--- start of Dataset content ---

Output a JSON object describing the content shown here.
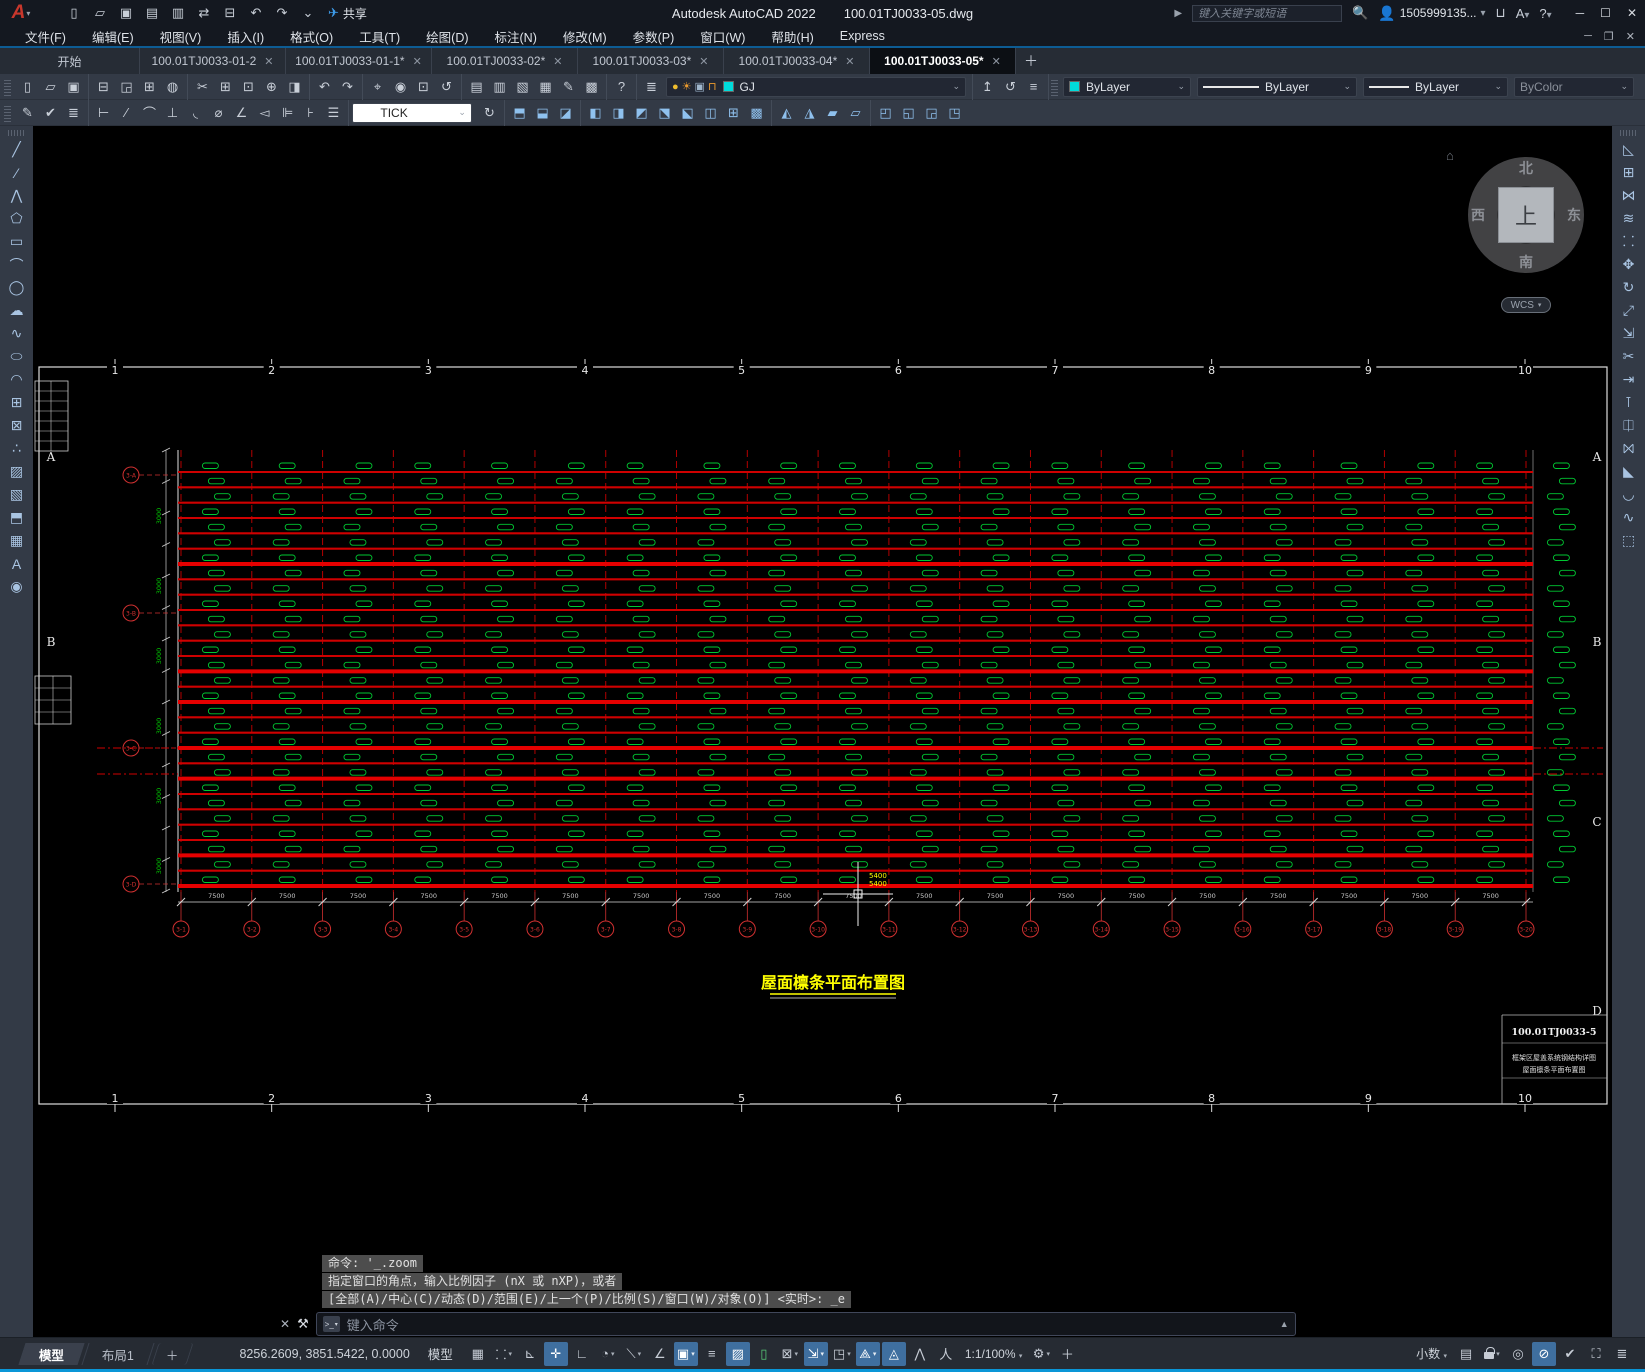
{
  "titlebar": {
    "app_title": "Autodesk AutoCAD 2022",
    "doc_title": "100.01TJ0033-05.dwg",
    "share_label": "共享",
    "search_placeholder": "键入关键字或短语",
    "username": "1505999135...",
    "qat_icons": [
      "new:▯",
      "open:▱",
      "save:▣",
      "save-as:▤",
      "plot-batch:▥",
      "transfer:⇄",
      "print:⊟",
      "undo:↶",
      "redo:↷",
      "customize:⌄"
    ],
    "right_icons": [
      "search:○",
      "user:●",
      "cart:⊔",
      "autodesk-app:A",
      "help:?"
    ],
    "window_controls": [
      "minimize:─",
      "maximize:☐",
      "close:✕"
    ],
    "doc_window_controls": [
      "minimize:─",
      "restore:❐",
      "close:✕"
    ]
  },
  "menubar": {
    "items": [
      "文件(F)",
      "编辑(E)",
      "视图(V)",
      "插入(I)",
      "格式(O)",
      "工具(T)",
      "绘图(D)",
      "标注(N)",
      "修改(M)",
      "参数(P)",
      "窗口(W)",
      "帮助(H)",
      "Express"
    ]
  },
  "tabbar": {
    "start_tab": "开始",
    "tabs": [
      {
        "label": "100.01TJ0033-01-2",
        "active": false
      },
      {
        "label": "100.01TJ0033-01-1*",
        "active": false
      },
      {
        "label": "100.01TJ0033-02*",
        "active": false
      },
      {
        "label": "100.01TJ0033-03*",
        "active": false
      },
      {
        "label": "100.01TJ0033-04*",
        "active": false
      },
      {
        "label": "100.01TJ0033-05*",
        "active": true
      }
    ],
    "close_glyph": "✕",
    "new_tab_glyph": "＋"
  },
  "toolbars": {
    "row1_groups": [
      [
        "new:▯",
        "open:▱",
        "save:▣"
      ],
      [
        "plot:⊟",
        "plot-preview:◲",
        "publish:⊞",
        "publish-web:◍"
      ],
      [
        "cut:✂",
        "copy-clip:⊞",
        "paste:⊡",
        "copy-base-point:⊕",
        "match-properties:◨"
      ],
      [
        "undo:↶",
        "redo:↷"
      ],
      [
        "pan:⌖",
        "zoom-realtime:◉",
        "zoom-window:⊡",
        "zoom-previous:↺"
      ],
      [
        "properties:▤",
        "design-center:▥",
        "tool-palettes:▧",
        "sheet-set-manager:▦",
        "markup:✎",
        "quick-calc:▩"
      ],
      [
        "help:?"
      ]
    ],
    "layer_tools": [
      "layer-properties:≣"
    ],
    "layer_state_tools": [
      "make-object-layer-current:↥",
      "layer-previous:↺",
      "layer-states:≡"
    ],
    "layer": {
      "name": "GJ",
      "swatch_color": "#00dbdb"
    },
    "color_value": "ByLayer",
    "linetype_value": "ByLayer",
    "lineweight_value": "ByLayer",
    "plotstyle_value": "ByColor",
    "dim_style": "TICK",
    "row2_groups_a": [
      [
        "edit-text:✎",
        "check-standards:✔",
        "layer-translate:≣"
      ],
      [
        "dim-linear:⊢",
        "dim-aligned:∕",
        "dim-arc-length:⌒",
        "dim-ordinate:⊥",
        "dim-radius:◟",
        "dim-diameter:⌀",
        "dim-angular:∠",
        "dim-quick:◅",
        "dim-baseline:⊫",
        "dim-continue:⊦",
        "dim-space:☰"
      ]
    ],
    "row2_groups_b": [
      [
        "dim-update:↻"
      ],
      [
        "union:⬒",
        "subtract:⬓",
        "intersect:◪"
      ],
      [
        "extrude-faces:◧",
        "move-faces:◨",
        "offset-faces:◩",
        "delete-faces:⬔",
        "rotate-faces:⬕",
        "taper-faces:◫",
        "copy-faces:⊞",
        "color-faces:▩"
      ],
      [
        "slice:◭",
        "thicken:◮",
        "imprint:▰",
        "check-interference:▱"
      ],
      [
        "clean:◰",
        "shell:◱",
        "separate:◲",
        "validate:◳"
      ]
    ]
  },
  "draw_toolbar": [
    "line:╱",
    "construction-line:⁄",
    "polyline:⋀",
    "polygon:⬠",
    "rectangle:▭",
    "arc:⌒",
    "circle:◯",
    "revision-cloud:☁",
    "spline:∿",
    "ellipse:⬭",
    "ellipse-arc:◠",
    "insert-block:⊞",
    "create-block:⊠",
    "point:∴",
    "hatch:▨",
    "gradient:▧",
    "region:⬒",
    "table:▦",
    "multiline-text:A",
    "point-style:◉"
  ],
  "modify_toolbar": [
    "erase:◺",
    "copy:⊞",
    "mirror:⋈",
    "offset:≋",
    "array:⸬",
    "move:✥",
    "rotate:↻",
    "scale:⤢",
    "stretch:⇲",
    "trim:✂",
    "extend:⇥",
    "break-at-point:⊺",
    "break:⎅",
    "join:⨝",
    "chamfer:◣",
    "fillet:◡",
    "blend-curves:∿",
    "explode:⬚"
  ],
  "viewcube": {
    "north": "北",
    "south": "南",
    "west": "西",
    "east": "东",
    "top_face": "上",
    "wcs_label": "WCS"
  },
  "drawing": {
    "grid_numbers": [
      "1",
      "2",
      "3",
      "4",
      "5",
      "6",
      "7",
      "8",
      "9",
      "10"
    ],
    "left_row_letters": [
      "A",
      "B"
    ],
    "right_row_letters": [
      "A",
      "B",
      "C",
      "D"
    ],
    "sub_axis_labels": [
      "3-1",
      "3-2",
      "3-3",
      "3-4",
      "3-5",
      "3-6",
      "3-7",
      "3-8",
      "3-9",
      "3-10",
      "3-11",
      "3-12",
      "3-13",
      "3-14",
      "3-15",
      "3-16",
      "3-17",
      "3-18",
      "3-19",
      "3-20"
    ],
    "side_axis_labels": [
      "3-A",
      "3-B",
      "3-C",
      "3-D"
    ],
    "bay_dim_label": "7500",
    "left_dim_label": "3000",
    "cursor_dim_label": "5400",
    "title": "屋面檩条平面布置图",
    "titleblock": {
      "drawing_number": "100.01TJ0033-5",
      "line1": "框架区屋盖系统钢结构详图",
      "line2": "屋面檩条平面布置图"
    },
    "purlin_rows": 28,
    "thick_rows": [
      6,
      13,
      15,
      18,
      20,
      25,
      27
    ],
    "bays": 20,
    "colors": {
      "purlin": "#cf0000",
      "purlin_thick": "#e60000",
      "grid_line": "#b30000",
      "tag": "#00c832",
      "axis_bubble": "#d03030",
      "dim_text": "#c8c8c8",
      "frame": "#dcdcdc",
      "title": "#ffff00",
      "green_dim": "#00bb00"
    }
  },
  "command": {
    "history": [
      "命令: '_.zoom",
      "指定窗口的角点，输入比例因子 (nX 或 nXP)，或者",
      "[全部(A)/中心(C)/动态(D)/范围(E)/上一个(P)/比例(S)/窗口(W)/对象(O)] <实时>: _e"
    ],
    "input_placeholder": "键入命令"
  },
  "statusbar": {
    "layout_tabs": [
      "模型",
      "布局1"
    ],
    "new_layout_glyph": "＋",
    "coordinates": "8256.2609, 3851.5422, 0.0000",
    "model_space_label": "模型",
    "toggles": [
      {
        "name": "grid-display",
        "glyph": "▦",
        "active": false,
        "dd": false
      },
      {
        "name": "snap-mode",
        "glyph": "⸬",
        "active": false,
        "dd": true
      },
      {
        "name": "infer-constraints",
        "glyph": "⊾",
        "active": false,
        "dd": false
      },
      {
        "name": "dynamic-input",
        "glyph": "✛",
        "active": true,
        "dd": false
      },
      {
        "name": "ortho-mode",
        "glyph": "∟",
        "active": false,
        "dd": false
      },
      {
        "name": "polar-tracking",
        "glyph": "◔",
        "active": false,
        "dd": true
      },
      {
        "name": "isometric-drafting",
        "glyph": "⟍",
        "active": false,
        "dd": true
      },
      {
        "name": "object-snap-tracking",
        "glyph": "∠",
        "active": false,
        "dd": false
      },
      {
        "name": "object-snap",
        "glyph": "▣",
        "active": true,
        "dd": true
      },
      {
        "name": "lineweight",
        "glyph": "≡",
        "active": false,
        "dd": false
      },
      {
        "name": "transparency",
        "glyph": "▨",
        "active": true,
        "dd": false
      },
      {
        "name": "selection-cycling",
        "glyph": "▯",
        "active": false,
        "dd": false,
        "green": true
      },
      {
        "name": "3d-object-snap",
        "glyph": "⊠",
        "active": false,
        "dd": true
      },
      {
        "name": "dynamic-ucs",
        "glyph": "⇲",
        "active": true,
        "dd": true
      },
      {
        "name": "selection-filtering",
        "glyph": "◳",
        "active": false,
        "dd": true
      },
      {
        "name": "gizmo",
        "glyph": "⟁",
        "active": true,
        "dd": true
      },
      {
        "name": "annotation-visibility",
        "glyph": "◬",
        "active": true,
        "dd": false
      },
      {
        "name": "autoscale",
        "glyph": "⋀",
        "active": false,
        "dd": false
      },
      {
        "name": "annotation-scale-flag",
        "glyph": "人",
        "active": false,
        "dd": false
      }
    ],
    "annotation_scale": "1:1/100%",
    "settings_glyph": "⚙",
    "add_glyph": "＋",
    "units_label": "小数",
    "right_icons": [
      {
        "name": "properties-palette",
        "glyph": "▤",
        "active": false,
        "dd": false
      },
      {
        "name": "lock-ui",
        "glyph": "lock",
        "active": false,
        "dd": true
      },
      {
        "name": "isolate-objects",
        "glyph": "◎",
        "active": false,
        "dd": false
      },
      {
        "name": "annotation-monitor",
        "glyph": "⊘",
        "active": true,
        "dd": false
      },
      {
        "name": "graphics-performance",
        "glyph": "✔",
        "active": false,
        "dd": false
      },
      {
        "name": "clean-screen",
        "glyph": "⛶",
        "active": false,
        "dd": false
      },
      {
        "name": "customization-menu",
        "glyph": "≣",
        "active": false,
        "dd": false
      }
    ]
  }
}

--- end of Dataset content ---

Of the lines above, how many include the word "properties"? Reply with the number only.

4